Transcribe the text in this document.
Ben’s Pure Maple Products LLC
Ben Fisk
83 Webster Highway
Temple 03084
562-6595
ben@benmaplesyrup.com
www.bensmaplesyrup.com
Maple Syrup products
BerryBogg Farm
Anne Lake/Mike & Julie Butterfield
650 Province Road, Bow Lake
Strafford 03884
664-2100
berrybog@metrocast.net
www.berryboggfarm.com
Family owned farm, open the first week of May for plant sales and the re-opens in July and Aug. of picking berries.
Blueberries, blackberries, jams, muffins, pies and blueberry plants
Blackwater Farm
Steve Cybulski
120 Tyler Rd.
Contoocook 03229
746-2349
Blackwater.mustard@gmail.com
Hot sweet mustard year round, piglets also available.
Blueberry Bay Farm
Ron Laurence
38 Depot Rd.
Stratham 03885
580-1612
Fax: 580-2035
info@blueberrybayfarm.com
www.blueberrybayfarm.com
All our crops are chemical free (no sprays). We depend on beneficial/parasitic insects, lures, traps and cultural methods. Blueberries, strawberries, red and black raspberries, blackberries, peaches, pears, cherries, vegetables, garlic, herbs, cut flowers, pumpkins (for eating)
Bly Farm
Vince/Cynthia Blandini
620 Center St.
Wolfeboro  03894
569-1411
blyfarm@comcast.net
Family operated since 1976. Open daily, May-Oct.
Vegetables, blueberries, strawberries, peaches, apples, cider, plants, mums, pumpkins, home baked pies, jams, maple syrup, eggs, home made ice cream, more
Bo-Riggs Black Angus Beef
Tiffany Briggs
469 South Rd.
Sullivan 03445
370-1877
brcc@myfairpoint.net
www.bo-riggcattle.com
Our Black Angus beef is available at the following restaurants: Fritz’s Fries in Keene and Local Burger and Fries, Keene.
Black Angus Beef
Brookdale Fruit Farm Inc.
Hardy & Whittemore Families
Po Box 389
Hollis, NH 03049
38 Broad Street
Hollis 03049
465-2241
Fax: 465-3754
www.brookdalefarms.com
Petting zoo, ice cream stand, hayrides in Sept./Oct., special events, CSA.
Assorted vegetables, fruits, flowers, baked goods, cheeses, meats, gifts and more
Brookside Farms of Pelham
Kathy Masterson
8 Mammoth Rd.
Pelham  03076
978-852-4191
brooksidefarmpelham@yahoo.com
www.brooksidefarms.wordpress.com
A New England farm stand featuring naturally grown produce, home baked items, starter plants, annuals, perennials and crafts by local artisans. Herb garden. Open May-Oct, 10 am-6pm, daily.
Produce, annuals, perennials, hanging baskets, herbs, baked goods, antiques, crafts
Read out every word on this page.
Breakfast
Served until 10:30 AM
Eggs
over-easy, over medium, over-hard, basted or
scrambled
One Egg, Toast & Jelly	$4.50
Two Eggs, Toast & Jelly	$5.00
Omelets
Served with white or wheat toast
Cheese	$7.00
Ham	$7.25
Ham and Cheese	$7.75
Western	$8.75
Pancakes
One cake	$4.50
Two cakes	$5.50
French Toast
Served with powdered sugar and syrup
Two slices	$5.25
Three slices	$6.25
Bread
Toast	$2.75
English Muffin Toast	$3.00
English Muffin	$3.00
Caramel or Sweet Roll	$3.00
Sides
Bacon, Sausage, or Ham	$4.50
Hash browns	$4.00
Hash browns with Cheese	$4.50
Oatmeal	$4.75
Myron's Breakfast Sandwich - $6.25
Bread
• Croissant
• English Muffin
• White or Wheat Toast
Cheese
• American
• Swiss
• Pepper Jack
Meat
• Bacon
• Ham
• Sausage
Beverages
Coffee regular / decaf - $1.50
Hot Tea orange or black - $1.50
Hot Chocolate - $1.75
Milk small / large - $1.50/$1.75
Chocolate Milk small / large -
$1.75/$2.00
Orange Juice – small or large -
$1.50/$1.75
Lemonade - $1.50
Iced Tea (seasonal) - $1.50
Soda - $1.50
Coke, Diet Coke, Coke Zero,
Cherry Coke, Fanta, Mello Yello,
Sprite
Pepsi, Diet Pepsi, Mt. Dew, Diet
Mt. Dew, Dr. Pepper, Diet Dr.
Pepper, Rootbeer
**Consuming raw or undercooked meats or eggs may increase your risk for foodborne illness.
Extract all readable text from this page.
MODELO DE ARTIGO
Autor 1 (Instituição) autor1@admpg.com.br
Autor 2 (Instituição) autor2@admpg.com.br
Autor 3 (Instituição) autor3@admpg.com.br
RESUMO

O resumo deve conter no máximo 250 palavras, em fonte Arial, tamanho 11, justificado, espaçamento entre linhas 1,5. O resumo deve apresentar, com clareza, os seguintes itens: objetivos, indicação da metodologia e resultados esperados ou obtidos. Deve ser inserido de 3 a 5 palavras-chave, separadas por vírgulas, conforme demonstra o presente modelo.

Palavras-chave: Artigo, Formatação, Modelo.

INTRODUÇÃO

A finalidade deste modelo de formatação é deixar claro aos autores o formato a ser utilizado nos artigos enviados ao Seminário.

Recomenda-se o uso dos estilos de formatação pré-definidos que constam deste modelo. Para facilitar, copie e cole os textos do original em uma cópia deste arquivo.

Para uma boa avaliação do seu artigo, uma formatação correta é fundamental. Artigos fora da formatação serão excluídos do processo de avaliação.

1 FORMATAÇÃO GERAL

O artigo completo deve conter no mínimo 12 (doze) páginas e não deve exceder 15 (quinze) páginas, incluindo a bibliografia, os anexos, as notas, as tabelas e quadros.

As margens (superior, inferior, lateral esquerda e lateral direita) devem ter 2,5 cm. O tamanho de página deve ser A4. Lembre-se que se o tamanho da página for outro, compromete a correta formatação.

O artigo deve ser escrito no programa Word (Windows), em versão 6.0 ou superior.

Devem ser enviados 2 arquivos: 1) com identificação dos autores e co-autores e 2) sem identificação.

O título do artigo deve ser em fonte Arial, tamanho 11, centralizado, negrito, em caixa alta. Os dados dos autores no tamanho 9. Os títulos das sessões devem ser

Given instruction: Please repeat the material above, word for word and in full.

Result of the task:
Transcribe the text in this document.
Ben’s Pure Maple Products LLC
Ben Fisk
83 Webster Highway
Temple 03084
562-6595
ben@benmaplesyrup.com
www.bensmaplesyrup.com
Maple Syrup products
BerryBogg Farm
Anne Lake/Mike & Julie Butterfield
650 Province Road, Bow Lake
Strafford 03884
664-2100
berrybog@metrocast.net
www.berryboggfarm.com
Family owned farm, open the first week of May for plant sales and the re-opens in July and Aug. of picking berries.
Blueberries, blackberries, jams, muffins, pies and blueberry plants
Blackwater Farm
Steve Cybulski
120 Tyler Rd.
Contoocook 03229
746-2349
Blackwater.mustard@gmail.com
Hot sweet mustard year round, piglets also available.
Blueberry Bay Farm
Ron Laurence
38 Depot Rd.
Stratham 03885
580-1612
Fax: 580-2035
info@blueberrybayfarm.com
www.blueberrybayfarm.com
All our crops are chemical free (no sprays). We depend on beneficial/parasitic insects, lures, traps and cultural methods. Blueberries, strawberries, red and black raspberries, blackberries, peaches, pears, cherries, vegetables, garlic, herbs, cut flowers, pumpkins (for eating)
Bly Farm
Vince/Cynthia Blandini
620 Center St.
Wolfeboro  03894
569-1411
blyfarm@comcast.net
Family operated since 1976. Open daily, May-Oct.
Vegetables, blueberries, strawberries, peaches, apples, cider, plants, mums, pumpkins, home baked pies, jams, maple syrup, eggs, home made ice cream, more
Bo-Riggs Black Angus Beef
Tiffany Briggs
469 South Rd.
Sullivan 03445
370-1877
brcc@myfairpoint.net
www.bo-riggcattle.com
Our Black Angus beef is available at the following restaurants: Fritz’s Fries in Keene and Local Burger and Fries, Keene.
Black Angus Beef
Brookdale Fruit Farm Inc.
Hardy & Whittemore Families
Po Box 389
Hollis, NH 03049
38 Broad Street
Hollis 03049
465-2241
Fax: 465-3754
www.brookdalefarms.com
Petting zoo, ice cream stand, hayrides in Sept./Oct., special events, CSA.
Assorted vegetables, fruits, flowers, baked goods, cheeses, meats, gifts and more
Brookside Farms of Pelham
Kathy Masterson
8 Mammoth Rd.
Pelham  03076
978-852-4191
brooksidefarmpelham@yahoo.com
www.brooksidefarms.wordpress.com
A New England farm stand featuring naturally grown produce, home baked items, starter plants, annuals, perennials and crafts by local artisans. Herb garden. Open May-Oct, 10 am-6pm, daily.
Produce, annuals, perennials, hanging baskets, herbs, baked goods, antiques, crafts
Read out every word on this page.
Breakfast
Served until 10:30 AM
Eggs
over-easy, over medium, over-hard, basted or
scrambled
One Egg, Toast & Jelly	$4.50
Two Eggs, Toast & Jelly	$5.00
Omelets
Served with white or wheat toast
Cheese	$7.00
Ham	$7.25
Ham and Cheese	$7.75
Western	$8.75
Pancakes
One cake	$4.50
Two cakes	$5.50
French Toast
Served with powdered sugar and syrup
Two slices	$5.25
Three slices	$6.25
Bread
Toast	$2.75
English Muffin Toast	$3.00
English Muffin	$3.00
Caramel or Sweet Roll	$3.00
Sides
Bacon, Sausage, or Ham	$4.50
Hash browns	$4.00
Hash browns with Cheese	$4.50
Oatmeal	$4.75
Myron's Breakfast Sandwich - $6.25
Bread
• Croissant
• English Muffin
• White or Wheat Toast
Cheese
• American
• Swiss
• Pepper Jack
Meat
• Bacon
• Ham
• Sausage
Beverages
Coffee regular / decaf - $1.50
Hot Tea orange or black - $1.50
Hot Chocolate - $1.75
Milk small / large - $1.50/$1.75
Chocolate Milk small / large -
$1.75/$2.00
Orange Juice – small or large -
$1.50/$1.75
Lemonade - $1.50
Iced Tea (seasonal) - $1.50
Soda - $1.50
Coke, Diet Coke, Coke Zero,
Cherry Coke, Fanta, Mello Yello,
Sprite
Pepsi, Diet Pepsi, Mt. Dew, Diet
Mt. Dew, Dr. Pepper, Diet Dr.
Pepper, Rootbeer
**Consuming raw or undercooked meats or eggs may increase your risk for foodborne illness.
Extract all readable text from this page.
MODELO DE ARTIGO
Autor 1 (Instituição) autor1@admpg.com.br
Autor 2 (Instituição) autor2@admpg.com.br
Autor 3 (Instituição) autor3@admpg.com.br
RESUMO

O resumo deve conter no máximo 250 palavras, em fonte Arial, tamanho 11, justificado, espaçamento entre linhas 1,5. O resumo deve apresentar, com clareza, os seguintes itens: objetivos, indicação da metodologia e resultados esperados ou obtidos. Deve ser inserido de 3 a 5 palavras-chave, separadas por vírgulas, conforme demonstra o presente modelo.

Palavras-chave: Artigo, Formatação, Modelo.

INTRODUÇÃO

A finalidade deste modelo de formatação é deixar claro aos autores o formato a ser utilizado nos artigos enviados ao Seminário.

Recomenda-se o uso dos estilos de formatação pré-definidos que constam deste modelo. Para facilitar, copie e cole os textos do original em uma cópia deste arquivo.

Para uma boa avaliação do seu artigo, uma formatação correta é fundamental. Artigos fora da formatação serão excluídos do processo de avaliação.

1 FORMATAÇÃO GERAL

O artigo completo deve conter no mínimo 12 (doze) páginas e não deve exceder 15 (quinze) páginas, incluindo a bibliografia, os anexos, as notas, as tabelas e quadros.

As margens (superior, inferior, lateral esquerda e lateral direita) devem ter 2,5 cm. O tamanho de página deve ser A4. Lembre-se que se o tamanho da página for outro, compromete a correta formatação.

O artigo deve ser escrito no programa Word (Windows), em versão 6.0 ou superior.

Devem ser enviados 2 arquivos: 1) com identificação dos autores e co-autores e 2) sem identificação.

O título do artigo deve ser em fonte Arial, tamanho 11, centralizado, negrito, em caixa alta. Os dados dos autores no tamanho 9. Os títulos das sessões devem ser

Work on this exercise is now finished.